WHAT IS REQUIRED:
Filter the lines below, copying only those with the string "siêu".

STORED ROWS:
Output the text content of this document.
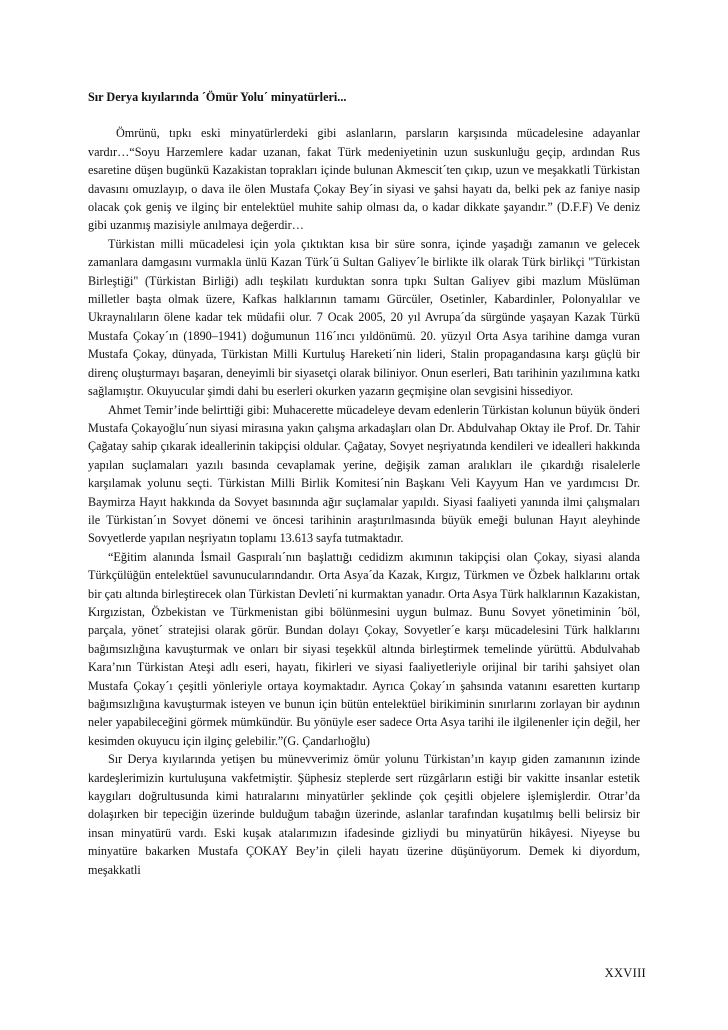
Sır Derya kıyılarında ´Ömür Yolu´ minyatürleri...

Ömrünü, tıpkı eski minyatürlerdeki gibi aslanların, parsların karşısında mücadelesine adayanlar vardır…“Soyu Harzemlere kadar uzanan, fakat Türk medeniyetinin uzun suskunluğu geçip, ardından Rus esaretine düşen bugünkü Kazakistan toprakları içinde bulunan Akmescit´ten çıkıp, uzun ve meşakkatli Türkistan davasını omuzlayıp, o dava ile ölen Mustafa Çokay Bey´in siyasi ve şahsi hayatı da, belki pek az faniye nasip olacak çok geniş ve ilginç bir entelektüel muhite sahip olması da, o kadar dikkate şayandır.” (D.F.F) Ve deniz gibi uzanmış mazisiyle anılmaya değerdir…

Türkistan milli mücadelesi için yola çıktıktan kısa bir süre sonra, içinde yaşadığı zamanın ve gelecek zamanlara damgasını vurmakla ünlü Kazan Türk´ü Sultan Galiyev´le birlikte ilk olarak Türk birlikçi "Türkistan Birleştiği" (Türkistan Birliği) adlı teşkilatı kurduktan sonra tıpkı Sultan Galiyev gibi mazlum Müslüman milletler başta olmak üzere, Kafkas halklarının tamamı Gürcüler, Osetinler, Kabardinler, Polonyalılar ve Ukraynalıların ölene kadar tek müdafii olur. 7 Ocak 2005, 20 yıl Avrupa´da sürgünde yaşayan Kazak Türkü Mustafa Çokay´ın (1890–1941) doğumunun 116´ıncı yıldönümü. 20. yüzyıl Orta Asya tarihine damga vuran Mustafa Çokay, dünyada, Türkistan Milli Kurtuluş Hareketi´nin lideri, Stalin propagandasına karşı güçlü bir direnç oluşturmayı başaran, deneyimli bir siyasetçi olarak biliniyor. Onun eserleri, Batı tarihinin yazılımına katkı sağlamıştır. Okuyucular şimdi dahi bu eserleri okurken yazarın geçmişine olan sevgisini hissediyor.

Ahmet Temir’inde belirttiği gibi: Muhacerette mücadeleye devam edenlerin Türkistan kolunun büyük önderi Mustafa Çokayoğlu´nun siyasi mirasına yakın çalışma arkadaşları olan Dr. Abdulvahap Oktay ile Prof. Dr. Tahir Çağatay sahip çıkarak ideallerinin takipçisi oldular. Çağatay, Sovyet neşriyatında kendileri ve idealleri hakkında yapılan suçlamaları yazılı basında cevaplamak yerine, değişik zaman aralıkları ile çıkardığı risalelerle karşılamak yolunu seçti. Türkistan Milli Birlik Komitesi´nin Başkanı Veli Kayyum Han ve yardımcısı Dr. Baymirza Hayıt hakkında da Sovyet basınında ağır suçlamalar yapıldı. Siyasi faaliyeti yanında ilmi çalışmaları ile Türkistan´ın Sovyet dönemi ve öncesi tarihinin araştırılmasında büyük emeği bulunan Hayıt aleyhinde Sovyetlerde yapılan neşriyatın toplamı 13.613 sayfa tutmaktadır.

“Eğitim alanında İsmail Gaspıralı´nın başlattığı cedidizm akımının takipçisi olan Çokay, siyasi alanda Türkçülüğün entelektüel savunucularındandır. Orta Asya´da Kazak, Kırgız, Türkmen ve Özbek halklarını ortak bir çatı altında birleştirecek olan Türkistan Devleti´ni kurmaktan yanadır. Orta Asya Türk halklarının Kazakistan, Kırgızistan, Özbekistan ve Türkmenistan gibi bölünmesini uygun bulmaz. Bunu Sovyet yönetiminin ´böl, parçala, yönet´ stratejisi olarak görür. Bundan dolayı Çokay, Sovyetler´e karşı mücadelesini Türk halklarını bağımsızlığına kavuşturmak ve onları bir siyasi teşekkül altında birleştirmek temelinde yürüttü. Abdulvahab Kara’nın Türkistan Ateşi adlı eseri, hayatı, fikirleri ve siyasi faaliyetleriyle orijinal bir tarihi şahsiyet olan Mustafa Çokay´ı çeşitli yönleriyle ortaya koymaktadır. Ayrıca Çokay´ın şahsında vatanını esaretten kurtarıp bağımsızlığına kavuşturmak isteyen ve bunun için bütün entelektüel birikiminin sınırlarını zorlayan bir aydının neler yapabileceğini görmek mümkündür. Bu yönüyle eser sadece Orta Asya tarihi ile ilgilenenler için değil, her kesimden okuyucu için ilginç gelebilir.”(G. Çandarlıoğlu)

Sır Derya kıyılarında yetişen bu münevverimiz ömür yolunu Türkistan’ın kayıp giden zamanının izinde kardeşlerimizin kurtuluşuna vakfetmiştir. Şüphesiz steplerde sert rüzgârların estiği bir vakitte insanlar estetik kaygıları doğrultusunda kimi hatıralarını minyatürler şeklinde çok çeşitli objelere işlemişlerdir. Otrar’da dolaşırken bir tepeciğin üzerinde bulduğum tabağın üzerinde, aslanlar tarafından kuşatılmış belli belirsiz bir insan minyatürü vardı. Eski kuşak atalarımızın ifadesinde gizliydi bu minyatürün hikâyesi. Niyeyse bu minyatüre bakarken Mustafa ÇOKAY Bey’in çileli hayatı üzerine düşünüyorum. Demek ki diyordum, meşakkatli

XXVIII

...

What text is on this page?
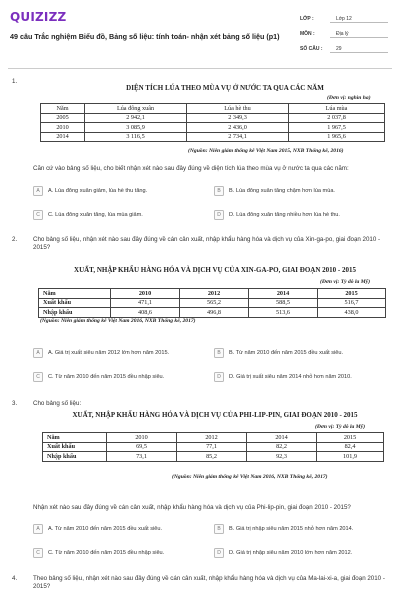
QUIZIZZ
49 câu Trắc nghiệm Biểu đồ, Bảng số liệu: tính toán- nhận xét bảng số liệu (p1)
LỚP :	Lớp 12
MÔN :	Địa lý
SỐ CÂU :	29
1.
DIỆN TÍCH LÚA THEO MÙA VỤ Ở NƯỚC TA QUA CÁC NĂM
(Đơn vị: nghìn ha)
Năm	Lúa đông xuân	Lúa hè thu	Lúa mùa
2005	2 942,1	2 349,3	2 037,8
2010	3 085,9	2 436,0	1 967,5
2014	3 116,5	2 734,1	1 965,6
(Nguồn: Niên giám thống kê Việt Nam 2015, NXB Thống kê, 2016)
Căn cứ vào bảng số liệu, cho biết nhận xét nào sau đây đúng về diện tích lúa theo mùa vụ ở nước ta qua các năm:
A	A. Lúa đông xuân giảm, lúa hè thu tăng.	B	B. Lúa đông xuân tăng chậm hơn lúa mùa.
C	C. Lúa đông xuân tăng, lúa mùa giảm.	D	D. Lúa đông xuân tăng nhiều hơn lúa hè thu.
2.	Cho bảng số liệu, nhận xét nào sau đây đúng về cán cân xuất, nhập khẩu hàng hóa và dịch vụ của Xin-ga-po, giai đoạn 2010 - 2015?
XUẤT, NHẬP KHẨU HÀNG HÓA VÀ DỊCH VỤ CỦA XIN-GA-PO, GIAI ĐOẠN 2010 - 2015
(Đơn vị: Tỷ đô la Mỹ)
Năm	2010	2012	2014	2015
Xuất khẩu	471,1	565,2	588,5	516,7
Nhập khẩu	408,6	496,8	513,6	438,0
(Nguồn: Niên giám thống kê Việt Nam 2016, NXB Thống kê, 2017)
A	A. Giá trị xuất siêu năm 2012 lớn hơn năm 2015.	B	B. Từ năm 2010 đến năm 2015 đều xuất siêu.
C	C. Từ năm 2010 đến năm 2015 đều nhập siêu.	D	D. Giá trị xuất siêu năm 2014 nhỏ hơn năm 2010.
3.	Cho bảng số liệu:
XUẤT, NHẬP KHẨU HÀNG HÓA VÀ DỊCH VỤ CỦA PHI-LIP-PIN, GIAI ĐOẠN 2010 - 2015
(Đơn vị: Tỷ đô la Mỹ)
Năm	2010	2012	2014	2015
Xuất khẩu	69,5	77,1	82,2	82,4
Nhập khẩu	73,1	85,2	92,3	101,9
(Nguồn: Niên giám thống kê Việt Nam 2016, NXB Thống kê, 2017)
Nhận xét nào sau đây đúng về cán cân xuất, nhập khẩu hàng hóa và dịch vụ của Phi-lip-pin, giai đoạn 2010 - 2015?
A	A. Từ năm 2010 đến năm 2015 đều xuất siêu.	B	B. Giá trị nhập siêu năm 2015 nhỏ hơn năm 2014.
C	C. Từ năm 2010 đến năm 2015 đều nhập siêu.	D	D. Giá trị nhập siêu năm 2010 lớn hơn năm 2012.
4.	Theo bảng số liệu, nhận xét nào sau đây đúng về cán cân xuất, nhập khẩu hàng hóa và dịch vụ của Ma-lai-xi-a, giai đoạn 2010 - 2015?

EXPECTED ANSWER:
A	A. Giá trị xuất siêu năm 2012 lớn hơn năm 2015.	B	B. Từ năm 2010 đến năm 2015 đều xuất siêu.
C	C. Từ năm 2010 đến năm 2015 đều nhập siêu.	D	D. Giá trị xuất siêu năm 2014 nhỏ hơn năm 2010.
A	A. Từ năm 2010 đến năm 2015 đều xuất siêu.	B	B. Giá trị nhập siêu năm 2015 nhỏ hơn năm 2014.
C	C. Từ năm 2010 đến năm 2015 đều nhập siêu.	D	D. Giá trị nhập siêu năm 2010 lớn hơn năm 2012.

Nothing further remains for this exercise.